Stored data:
______
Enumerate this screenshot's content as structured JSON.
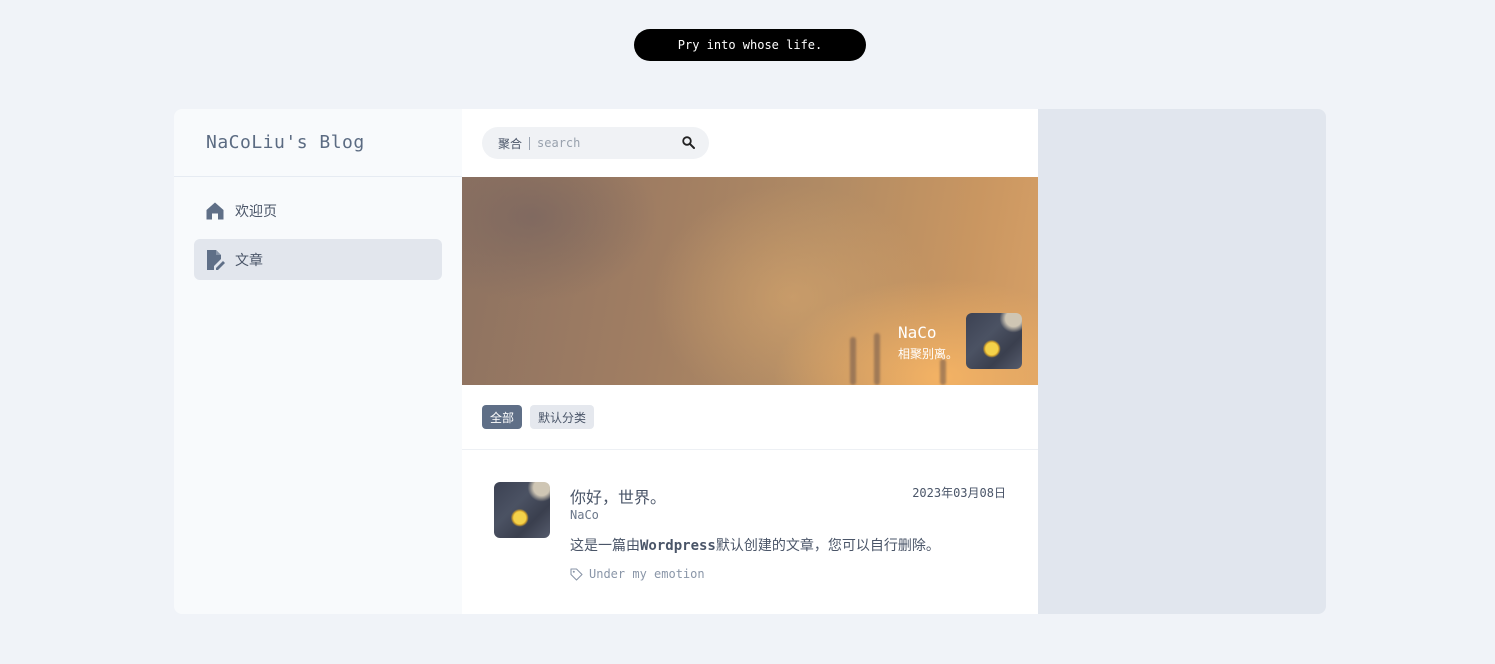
{
  "top_pill": {
    "text": "Pry into whose life."
  },
  "sidebar": {
    "blog_title": "NaCoLiu's Blog",
    "items": [
      {
        "label": "欢迎页",
        "icon": "home-icon",
        "active": false
      },
      {
        "label": "文章",
        "icon": "edit-document-icon",
        "active": true
      }
    ]
  },
  "search": {
    "scope": "聚合",
    "placeholder": "search",
    "icon": "search-icon"
  },
  "banner": {
    "name": "NaCo",
    "motto": "相聚别离。"
  },
  "categories": [
    {
      "label": "全部",
      "active": true
    },
    {
      "label": "默认分类",
      "active": false
    }
  ],
  "post": {
    "title": "你好，世界。",
    "date": "2023年03月08日",
    "author": "NaCo",
    "excerpt_before": "这是一篇由",
    "excerpt_bold": "Wordpress",
    "excerpt_after": "默认创建的文章，您可以自行删除。",
    "tag": "Under my emotion",
    "tag_icon": "tag-icon"
  },
  "colors": {
    "background": "#f0f3f8",
    "accent": "#5f6f87",
    "pill": "#000000",
    "right_panel": "#e1e6ee"
  }
}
______
Exercise directions:
Every entry above needs to be retyped exactly; drop the pictures.

Full answer:
Enumerate this screenshot's content as structured JSON.
{
  "top_pill": {
    "text": "Pry into whose life."
  },
  "sidebar": {
    "blog_title": "NaCoLiu's Blog",
    "items": [
      {
        "label": "欢迎页",
        "icon": "home-icon",
        "active": false
      },
      {
        "label": "文章",
        "icon": "edit-document-icon",
        "active": true
      }
    ]
  },
  "search": {
    "scope": "聚合",
    "placeholder": "search",
    "icon": "search-icon"
  },
  "banner": {
    "name": "NaCo",
    "motto": "相聚别离。"
  },
  "categories": [
    {
      "label": "全部",
      "active": true
    },
    {
      "label": "默认分类",
      "active": false
    }
  ],
  "post": {
    "title": "你好，世界。",
    "date": "2023年03月08日",
    "author": "NaCo",
    "excerpt_before": "这是一篇由",
    "excerpt_bold": "Wordpress",
    "excerpt_after": "默认创建的文章，您可以自行删除。",
    "tag": "Under my emotion",
    "tag_icon": "tag-icon"
  },
  "colors": {
    "background": "#f0f3f8",
    "accent": "#5f6f87",
    "pill": "#000000",
    "right_panel": "#e1e6ee"
  }
}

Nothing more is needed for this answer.